Goal: Your task is to copy the material exactly.

[start of Data to use]

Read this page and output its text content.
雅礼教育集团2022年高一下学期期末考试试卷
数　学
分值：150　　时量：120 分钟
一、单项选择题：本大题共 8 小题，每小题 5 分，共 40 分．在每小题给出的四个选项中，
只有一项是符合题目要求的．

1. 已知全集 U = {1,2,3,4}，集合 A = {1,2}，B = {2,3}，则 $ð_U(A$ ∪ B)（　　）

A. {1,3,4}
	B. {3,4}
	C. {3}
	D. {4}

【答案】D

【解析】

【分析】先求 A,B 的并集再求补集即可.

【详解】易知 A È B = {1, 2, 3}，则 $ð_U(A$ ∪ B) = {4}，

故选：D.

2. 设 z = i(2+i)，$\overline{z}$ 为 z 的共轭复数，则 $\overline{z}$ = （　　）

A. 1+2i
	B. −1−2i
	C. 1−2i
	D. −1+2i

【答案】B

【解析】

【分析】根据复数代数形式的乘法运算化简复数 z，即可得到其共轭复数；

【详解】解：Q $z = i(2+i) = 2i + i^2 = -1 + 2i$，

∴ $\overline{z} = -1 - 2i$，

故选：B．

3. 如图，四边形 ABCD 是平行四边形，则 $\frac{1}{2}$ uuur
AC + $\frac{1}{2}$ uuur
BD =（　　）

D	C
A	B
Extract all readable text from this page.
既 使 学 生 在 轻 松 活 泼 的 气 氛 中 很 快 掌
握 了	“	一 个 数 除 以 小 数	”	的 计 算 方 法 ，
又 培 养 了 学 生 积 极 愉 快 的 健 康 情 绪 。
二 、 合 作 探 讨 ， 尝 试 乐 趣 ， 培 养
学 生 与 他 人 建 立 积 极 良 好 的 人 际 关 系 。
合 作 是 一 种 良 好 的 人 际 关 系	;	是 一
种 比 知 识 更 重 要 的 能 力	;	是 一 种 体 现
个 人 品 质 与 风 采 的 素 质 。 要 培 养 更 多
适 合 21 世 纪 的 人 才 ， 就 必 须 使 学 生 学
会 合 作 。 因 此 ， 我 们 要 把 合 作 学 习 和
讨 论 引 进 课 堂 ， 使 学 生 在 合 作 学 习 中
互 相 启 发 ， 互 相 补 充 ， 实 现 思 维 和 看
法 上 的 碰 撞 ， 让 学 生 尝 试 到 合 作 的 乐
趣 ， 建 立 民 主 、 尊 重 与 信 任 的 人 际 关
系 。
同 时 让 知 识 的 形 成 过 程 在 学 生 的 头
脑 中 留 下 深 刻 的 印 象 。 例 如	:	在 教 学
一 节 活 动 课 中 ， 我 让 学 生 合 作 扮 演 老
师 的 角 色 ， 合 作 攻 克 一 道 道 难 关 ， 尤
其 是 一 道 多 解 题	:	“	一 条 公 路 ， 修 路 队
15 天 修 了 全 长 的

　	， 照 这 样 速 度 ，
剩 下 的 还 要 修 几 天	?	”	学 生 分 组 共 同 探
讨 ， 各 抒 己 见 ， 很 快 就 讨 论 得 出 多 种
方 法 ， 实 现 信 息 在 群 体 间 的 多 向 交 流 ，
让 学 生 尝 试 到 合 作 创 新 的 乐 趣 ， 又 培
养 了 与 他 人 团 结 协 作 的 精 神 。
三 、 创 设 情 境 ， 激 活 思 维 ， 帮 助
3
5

[end of Data to use]

Written reply:
Read this page and output its text content.
雅礼教育集团2022年高一下学期期末考试试卷
数　学
分值：150　　时量：120 分钟
一、单项选择题：本大题共 8 小题，每小题 5 分，共 40 分．在每小题给出的四个选项中，
只有一项是符合题目要求的．

1. 已知全集 U = {1,2,3,4}，集合 A = {1,2}，B = {2,3}，则 $ð_U(A$ ∪ B)（　　）

A. {1,3,4}
	B. {3,4}
	C. {3}
	D. {4}

【答案】D

【解析】

【分析】先求 A,B 的并集再求补集即可.

【详解】易知 A È B = {1, 2, 3}，则 $ð_U(A$ ∪ B) = {4}，

故选：D.

2. 设 z = i(2+i)，$\overline{z}$ 为 z 的共轭复数，则 $\overline{z}$ = （　　）

A. 1+2i
	B. −1−2i
	C. 1−2i
	D. −1+2i

【答案】B

【解析】

【分析】根据复数代数形式的乘法运算化简复数 z，即可得到其共轭复数；

【详解】解：Q $z = i(2+i) = 2i + i^2 = -1 + 2i$，

∴ $\overline{z} = -1 - 2i$，

故选：B．

3. 如图，四边形 ABCD 是平行四边形，则 $\frac{1}{2}$ uuur
AC + $\frac{1}{2}$ uuur
BD =（　　）

D	C
A	B
Extract all readable text from this page.
既 使 学 生 在 轻 松 活 泼 的 气 氛 中 很 快 掌
握 了	“	一 个 数 除 以 小 数	”	的 计 算 方 法 ，
又 培 养 了 学 生 积 极 愉 快 的 健 康 情 绪 。
二 、 合 作 探 讨 ， 尝 试 乐 趣 ， 培 养
学 生 与 他 人 建 立 积 极 良 好 的 人 际 关 系 。
合 作 是 一 种 良 好 的 人 际 关 系	;	是 一
种 比 知 识 更 重 要 的 能 力	;	是 一 种 体 现
个 人 品 质 与 风 采 的 素 质 。 要 培 养 更 多
适 合 21 世 纪 的 人 才 ， 就 必 须 使 学 生 学
会 合 作 。 因 此 ， 我 们 要 把 合 作 学 习 和
讨 论 引 进 课 堂 ， 使 学 生 在 合 作 学 习 中
互 相 启 发 ， 互 相 补 充 ， 实 现 思 维 和 看
法 上 的 碰 撞 ， 让 学 生 尝 试 到 合 作 的 乐
趣 ， 建 立 民 主 、 尊 重 与 信 任 的 人 际 关
系 。
同 时 让 知 识 的 形 成 过 程 在 学 生 的 头
脑 中 留 下 深 刻 的 印 象 。 例 如	:	在 教 学
一 节 活 动 课 中 ， 我 让 学 生 合 作 扮 演 老
师 的 角 色 ， 合 作 攻 克 一 道 道 难 关 ， 尤
其 是 一 道 多 解 题	:	“	一 条 公 路 ， 修 路 队
15 天 修 了 全 长 的

　	， 照 这 样 速 度 ，
剩 下 的 还 要 修 几 天	?	”	学 生 分 组 共 同 探
讨 ， 各 抒 己 见 ， 很 快 就 讨 论 得 出 多 种
方 法 ， 实 现 信 息 在 群 体 间 的 多 向 交 流 ，
让 学 生 尝 试 到 合 作 创 新 的 乐 趣 ， 又 培
养 了 与 他 人 团 结 协 作 的 精 神 。
三 、 创 设 情 境 ， 激 活 思 维 ， 帮 助
3
5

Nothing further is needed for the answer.